Stated exercise: Comb the records below for the string "Still" and copy each line where it turns up.

━━━━━ Data lines ━━━━━

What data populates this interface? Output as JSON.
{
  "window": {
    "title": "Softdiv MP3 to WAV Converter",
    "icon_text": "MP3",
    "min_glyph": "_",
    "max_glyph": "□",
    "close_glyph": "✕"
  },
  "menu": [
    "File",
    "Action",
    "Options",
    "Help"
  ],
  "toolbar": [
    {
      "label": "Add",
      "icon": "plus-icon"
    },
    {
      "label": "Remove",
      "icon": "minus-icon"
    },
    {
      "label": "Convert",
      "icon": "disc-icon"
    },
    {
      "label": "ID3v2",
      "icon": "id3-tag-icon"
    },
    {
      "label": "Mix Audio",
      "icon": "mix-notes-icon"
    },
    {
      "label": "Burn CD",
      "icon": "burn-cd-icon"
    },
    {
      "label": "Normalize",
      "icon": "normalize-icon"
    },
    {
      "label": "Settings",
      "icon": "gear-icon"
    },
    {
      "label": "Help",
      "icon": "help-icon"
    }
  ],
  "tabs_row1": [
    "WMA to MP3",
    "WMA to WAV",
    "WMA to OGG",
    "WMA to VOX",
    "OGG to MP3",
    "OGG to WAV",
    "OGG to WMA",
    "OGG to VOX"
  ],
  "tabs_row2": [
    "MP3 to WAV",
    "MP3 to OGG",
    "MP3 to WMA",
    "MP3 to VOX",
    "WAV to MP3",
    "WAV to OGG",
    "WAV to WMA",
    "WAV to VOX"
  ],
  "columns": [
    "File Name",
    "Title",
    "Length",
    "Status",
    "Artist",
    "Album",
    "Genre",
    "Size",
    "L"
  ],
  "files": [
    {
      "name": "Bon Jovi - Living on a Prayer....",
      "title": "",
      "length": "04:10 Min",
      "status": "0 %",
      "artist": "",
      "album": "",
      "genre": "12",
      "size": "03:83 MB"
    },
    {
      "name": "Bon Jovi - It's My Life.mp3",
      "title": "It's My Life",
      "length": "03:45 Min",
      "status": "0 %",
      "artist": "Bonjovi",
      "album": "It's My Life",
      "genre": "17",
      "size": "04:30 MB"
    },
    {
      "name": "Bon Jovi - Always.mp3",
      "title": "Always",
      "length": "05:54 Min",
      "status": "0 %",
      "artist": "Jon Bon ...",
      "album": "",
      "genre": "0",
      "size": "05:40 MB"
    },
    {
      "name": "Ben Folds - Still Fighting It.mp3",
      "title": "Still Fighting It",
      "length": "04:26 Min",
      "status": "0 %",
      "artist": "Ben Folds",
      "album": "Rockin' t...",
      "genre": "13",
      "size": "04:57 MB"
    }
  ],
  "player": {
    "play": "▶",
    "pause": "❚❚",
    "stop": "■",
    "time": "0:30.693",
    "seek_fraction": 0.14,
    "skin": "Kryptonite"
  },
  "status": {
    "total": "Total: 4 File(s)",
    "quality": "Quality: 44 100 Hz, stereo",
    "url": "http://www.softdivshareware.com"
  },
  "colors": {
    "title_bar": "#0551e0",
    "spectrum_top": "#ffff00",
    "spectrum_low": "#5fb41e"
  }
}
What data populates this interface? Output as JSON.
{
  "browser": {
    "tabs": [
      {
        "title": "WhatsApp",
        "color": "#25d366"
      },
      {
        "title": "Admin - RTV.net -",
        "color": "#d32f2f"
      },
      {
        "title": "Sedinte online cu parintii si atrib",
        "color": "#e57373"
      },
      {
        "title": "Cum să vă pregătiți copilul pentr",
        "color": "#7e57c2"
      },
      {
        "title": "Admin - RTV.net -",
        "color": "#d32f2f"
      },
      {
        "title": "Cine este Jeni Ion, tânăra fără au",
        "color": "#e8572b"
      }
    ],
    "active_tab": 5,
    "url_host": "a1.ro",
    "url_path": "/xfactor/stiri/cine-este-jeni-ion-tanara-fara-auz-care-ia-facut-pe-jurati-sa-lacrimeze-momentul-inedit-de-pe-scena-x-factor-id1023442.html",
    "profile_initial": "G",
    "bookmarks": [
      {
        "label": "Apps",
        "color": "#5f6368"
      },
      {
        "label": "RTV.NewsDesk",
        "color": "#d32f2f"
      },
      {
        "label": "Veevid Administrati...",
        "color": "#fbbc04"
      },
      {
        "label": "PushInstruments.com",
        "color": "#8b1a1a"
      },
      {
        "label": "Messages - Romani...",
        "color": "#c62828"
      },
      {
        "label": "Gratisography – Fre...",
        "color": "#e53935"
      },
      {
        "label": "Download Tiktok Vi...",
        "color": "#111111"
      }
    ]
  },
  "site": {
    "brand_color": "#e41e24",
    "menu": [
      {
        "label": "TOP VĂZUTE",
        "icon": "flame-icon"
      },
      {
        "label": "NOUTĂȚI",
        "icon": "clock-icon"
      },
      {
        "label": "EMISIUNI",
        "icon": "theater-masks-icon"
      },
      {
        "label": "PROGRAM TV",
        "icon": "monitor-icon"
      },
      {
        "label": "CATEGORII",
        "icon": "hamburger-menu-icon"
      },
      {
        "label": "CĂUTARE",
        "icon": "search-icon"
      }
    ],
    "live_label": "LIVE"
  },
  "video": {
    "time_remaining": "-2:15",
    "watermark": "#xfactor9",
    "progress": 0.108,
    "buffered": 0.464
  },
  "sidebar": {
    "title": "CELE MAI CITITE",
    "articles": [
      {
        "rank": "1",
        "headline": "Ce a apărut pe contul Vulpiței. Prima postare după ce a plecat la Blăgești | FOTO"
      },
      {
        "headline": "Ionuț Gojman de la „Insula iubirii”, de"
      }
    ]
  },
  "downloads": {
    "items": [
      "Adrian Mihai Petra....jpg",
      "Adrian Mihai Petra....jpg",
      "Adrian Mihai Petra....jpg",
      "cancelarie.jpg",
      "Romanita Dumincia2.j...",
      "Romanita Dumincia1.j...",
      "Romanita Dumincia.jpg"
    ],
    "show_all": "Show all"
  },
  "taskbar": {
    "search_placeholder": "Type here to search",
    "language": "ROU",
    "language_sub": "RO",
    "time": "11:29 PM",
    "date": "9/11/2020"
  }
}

━━━━━

Output:
      "name": "Ben Folds - Still Fighting It.mp3",
      "title": "Still Fighting It",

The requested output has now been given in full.